_THE TASK_
Sift the listing for lines that hold the string "BURROWS" and pull them out.
++++++++++++++++++++
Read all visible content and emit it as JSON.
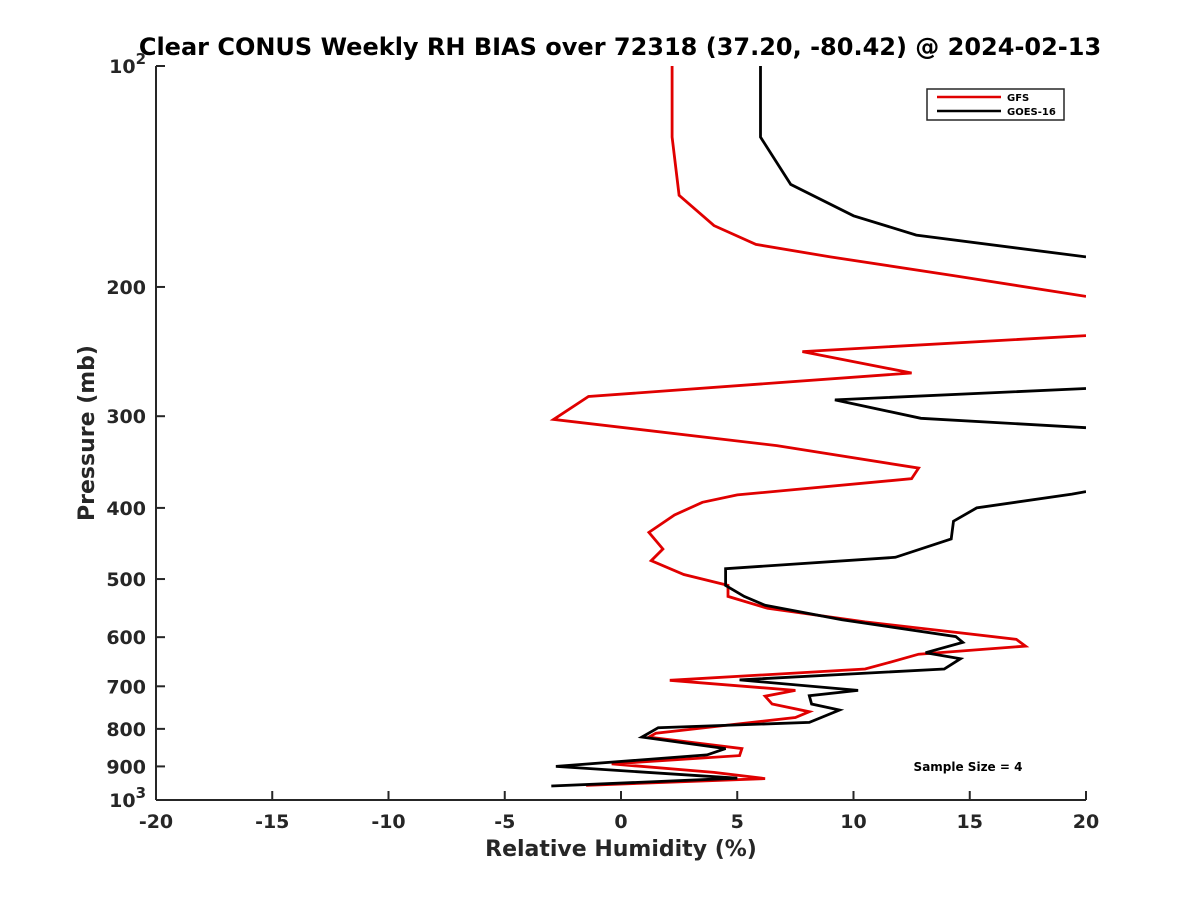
{
  "chart_data": {
    "type": "line",
    "title": "Clear CONUS Weekly RH BIAS over 72318 (37.20, -80.42) @ 2024-02-13",
    "xlabel": "Relative Humidity (%)",
    "ylabel": "Pressure (mb)",
    "xlim": [
      -20,
      20
    ],
    "ylim": [
      100,
      1000
    ],
    "yscale": "log",
    "y_reversed": true,
    "grid": false,
    "legend_position": "top-right",
    "xticks": [
      "-20",
      "-15",
      "-10",
      "-5",
      "0",
      "5",
      "10",
      "15",
      "20"
    ],
    "xtick_values": [
      -20,
      -15,
      -10,
      -5,
      0,
      5,
      10,
      15,
      20
    ],
    "yticks": [
      {
        "value": 100,
        "base": "10",
        "exp": "2"
      },
      {
        "value": 200,
        "label": "200"
      },
      {
        "value": 300,
        "label": "300"
      },
      {
        "value": 400,
        "label": "400"
      },
      {
        "value": 500,
        "label": "500"
      },
      {
        "value": 600,
        "label": "600"
      },
      {
        "value": 700,
        "label": "700"
      },
      {
        "value": 800,
        "label": "800"
      },
      {
        "value": 900,
        "label": "900"
      },
      {
        "value": 1000,
        "base": "10",
        "exp": "3"
      }
    ],
    "annotation": "Sample Size = 4",
    "series": [
      {
        "name": "GFS",
        "color": "#e00000",
        "points": [
          [
            2.2,
            100
          ],
          [
            2.2,
            125
          ],
          [
            2.5,
            150
          ],
          [
            4,
            165
          ],
          [
            5.8,
            175
          ],
          [
            9,
            182
          ],
          [
            14.3,
            193
          ],
          [
            20,
            206
          ],
          null,
          [
            20,
            233
          ],
          [
            7.8,
            245
          ],
          [
            12.5,
            262
          ],
          [
            -1.4,
            282
          ],
          [
            -2.9,
            303
          ],
          [
            6.7,
            329
          ],
          [
            12.8,
            353
          ],
          [
            12.5,
            365
          ],
          [
            5,
            384
          ],
          [
            3.5,
            393
          ],
          [
            2.3,
            409
          ],
          [
            1.2,
            432
          ],
          [
            1.8,
            455
          ],
          [
            1.3,
            472
          ],
          [
            2.7,
            493
          ],
          [
            4.6,
            510
          ],
          [
            4.6,
            528
          ],
          [
            6.3,
            548
          ],
          [
            10.5,
            572
          ],
          [
            17.0,
            604
          ],
          [
            17.4,
            617
          ],
          [
            12.8,
            633
          ],
          [
            11.5,
            650
          ],
          [
            10.5,
            663
          ],
          [
            2.1,
            687
          ],
          [
            7.5,
            709
          ],
          [
            6.2,
            722
          ],
          [
            6.5,
            740
          ],
          [
            8.1,
            758
          ],
          [
            7.5,
            772
          ],
          [
            1.5,
            811
          ],
          [
            1.2,
            821
          ],
          [
            5.2,
            851
          ],
          [
            5.1,
            870
          ],
          [
            -0.4,
            893
          ],
          [
            4,
            917
          ],
          [
            6.2,
            935
          ],
          [
            -1.5,
            955
          ]
        ]
      },
      {
        "name": "GOES-16",
        "color": "#000000",
        "points": [
          [
            6,
            100
          ],
          [
            6,
            125
          ],
          [
            7.3,
            145
          ],
          [
            10,
            160
          ],
          [
            12.7,
            170
          ],
          [
            20,
            182
          ],
          null,
          [
            20,
            275
          ],
          [
            9.2,
            285
          ],
          [
            12.9,
            302
          ],
          [
            20,
            311
          ],
          null,
          [
            20,
            380
          ],
          [
            19.4,
            383
          ],
          [
            15.3,
            400
          ],
          [
            14.3,
            417
          ],
          [
            14.2,
            441
          ],
          [
            11.8,
            467
          ],
          [
            4.5,
            484
          ],
          [
            4.5,
            510
          ],
          [
            5.3,
            528
          ],
          [
            6.2,
            543
          ],
          [
            9.5,
            568
          ],
          [
            14.4,
            599
          ],
          [
            14.7,
            610
          ],
          [
            13.1,
            630
          ],
          [
            14.6,
            642
          ],
          [
            13.9,
            663
          ],
          [
            5.1,
            686
          ],
          [
            10.2,
            709
          ],
          [
            8.1,
            721
          ],
          [
            8.2,
            740
          ],
          [
            9.4,
            754
          ],
          [
            8.1,
            784
          ],
          [
            1.6,
            797
          ],
          [
            0.9,
            821
          ],
          [
            4.5,
            851
          ],
          [
            3.7,
            868
          ],
          [
            -2.8,
            900
          ],
          [
            5.0,
            934
          ],
          [
            -3.0,
            957
          ]
        ]
      }
    ]
  }
}
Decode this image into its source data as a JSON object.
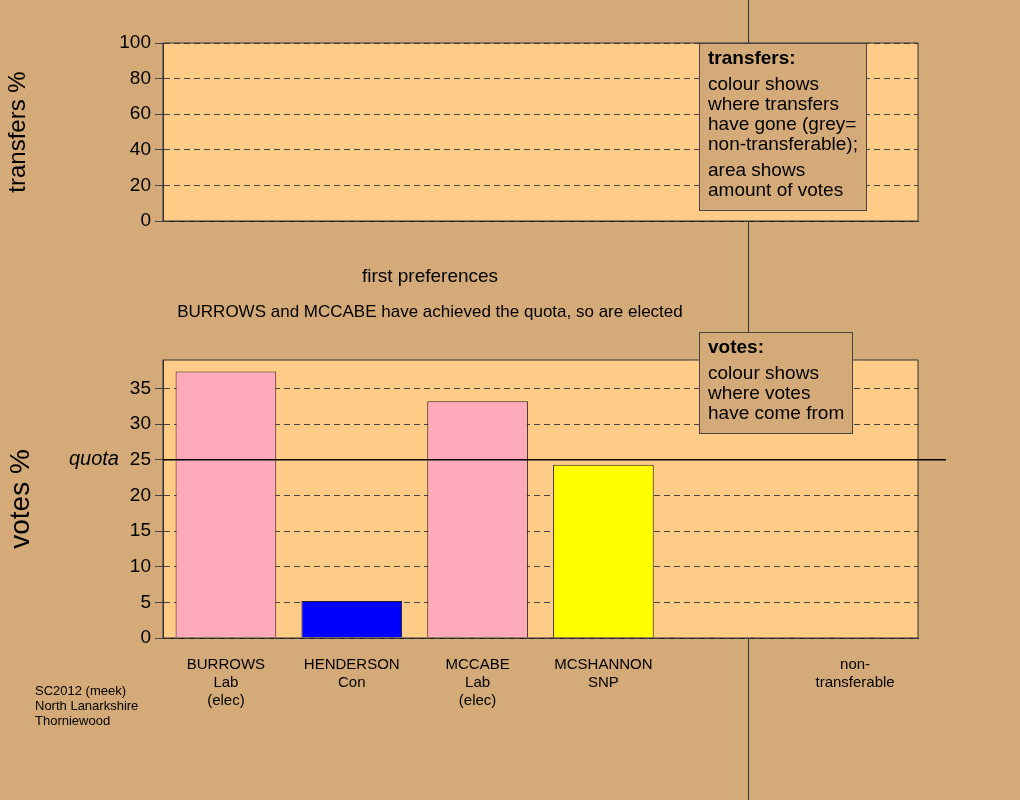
{
  "chart_data": [
    {
      "type": "bar",
      "ylabel": "transfers %",
      "categories": [
        null,
        null,
        null,
        null,
        null,
        null
      ],
      "values": [
        null,
        null,
        null,
        null,
        null,
        null
      ],
      "ylim": [
        0,
        100
      ],
      "yticks": [
        0,
        20,
        40,
        60,
        80,
        100
      ],
      "grid": "y",
      "tick_labels": "y",
      "annotations": [
        "transfers:",
        "colour shows\nwhere transfers\nhave gone (grey=\nnon-transferable);",
        "area shows\namount of votes"
      ]
    },
    {
      "type": "bar",
      "title": "first preferences",
      "subtitle": "BURROWS and MCCABE have achieved the quota, so are elected",
      "ylabel": "votes %",
      "categories": [
        "BURROWS\nLab\n(elec)",
        "HENDERSON\nCon",
        "MCCABE\nLab\n(elec)",
        "MCSHANNON\nSNP",
        null,
        "non-\ntransferable"
      ],
      "values": [
        37.4,
        5.2,
        33.2,
        24.3,
        null,
        null
      ],
      "colors": [
        "#ffaabb",
        "#0000ff",
        "#ffaabb",
        "#ffff00",
        null,
        null
      ],
      "ylim": [
        0,
        39
      ],
      "yticks": [
        0,
        5,
        10,
        15,
        20,
        25,
        30,
        35
      ],
      "grid": "y",
      "ref_lines": [
        {
          "axis": "y",
          "value": 25,
          "label": "quota"
        }
      ],
      "annotations": [
        "votes:",
        "colour shows\nwhere votes\nhave come from",
        "SC2012 (meek)\nNorth Lanarkshire\nThorniewood"
      ]
    }
  ]
}
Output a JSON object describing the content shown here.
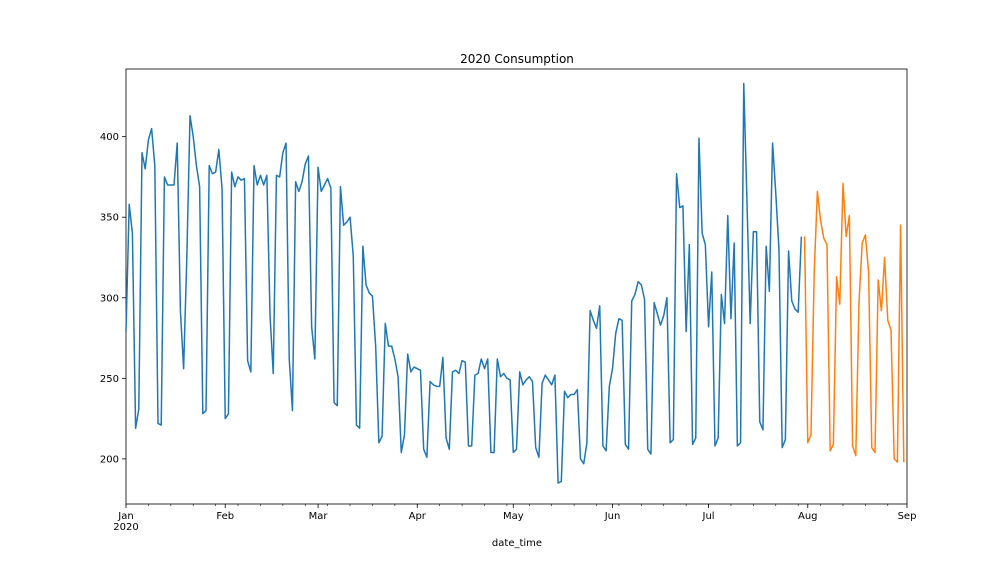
{
  "chart_data": {
    "type": "line",
    "title": "2020 Consumption",
    "xlabel": "date_time",
    "ylabel": "",
    "ylim": [
      172,
      442
    ],
    "x_axis": {
      "start": "2020-01-01",
      "end": "2020-09-01",
      "ticks": [
        {
          "date": "2020-01-01",
          "label": "Jan",
          "sublabel": "2020"
        },
        {
          "date": "2020-02-01",
          "label": "Feb"
        },
        {
          "date": "2020-03-01",
          "label": "Mar"
        },
        {
          "date": "2020-04-01",
          "label": "Apr"
        },
        {
          "date": "2020-05-01",
          "label": "May"
        },
        {
          "date": "2020-06-01",
          "label": "Jun"
        },
        {
          "date": "2020-07-01",
          "label": "Jul"
        },
        {
          "date": "2020-08-01",
          "label": "Aug"
        },
        {
          "date": "2020-09-01",
          "label": "Sep"
        }
      ]
    },
    "y_ticks": [
      200,
      250,
      300,
      350,
      400
    ],
    "grid": false,
    "series": [
      {
        "color": "#1f77b4",
        "start_date": "2020-01-01",
        "values": [
          279,
          358,
          340,
          219,
          231,
          390,
          380,
          398,
          405,
          382,
          222,
          221,
          375,
          370,
          370,
          370,
          396,
          292,
          256,
          325,
          413,
          400,
          382,
          369,
          228,
          230,
          382,
          377,
          378,
          392,
          368,
          225,
          228,
          378,
          369,
          375,
          373,
          374,
          261,
          254,
          382,
          370,
          376,
          370,
          376,
          289,
          253,
          376,
          375,
          390,
          396,
          262,
          230,
          372,
          366,
          372,
          383,
          388,
          282,
          262,
          381,
          366,
          370,
          374,
          368,
          235,
          233,
          369,
          345,
          347,
          350,
          326,
          221,
          219,
          332,
          308,
          303,
          301,
          270,
          210,
          214,
          284,
          270,
          270,
          262,
          251,
          204,
          215,
          265,
          254,
          257,
          256,
          255,
          206,
          201,
          248,
          246,
          245,
          245,
          263,
          213,
          206,
          254,
          255,
          253,
          261,
          260,
          208,
          208,
          252,
          253,
          262,
          256,
          262,
          204,
          204,
          262,
          251,
          253,
          250,
          249,
          204,
          206,
          254,
          246,
          249,
          251,
          248,
          207,
          201,
          247,
          252,
          249,
          246,
          252,
          185,
          186,
          242,
          238,
          240,
          240,
          243,
          200,
          197,
          210,
          292,
          286,
          281,
          295,
          208,
          205,
          245,
          256,
          278,
          287,
          286,
          209,
          206,
          298,
          302,
          310,
          308,
          299,
          206,
          203,
          297,
          290,
          283,
          289,
          300,
          210,
          212,
          377,
          356,
          357,
          279,
          333,
          209,
          213,
          399,
          340,
          333,
          282,
          316,
          208,
          213,
          302,
          284,
          351,
          287,
          334,
          208,
          210,
          433,
          360,
          284,
          341,
          341,
          223,
          218,
          332,
          304,
          396,
          365,
          330,
          207,
          212,
          329,
          298,
          293,
          291,
          338
        ],
        "end_date": "2020-07-31"
      },
      {
        "color": "#ff7f0e",
        "start_date": "2020-07-31",
        "values": [
          338,
          210,
          215,
          315,
          366,
          348,
          337,
          333,
          205,
          209,
          313,
          296,
          371,
          338,
          351,
          208,
          202,
          297,
          334,
          339,
          316,
          207,
          204,
          311,
          292,
          325,
          286,
          280,
          200,
          198,
          345,
          198
        ]
      }
    ]
  }
}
++++++++++++++++++++
_RESULT BELOW_
      "subtitle": "BURROWS and MCCABE have achieved the quota, so are elected",
        "BURROWS\nLab\n(elec)",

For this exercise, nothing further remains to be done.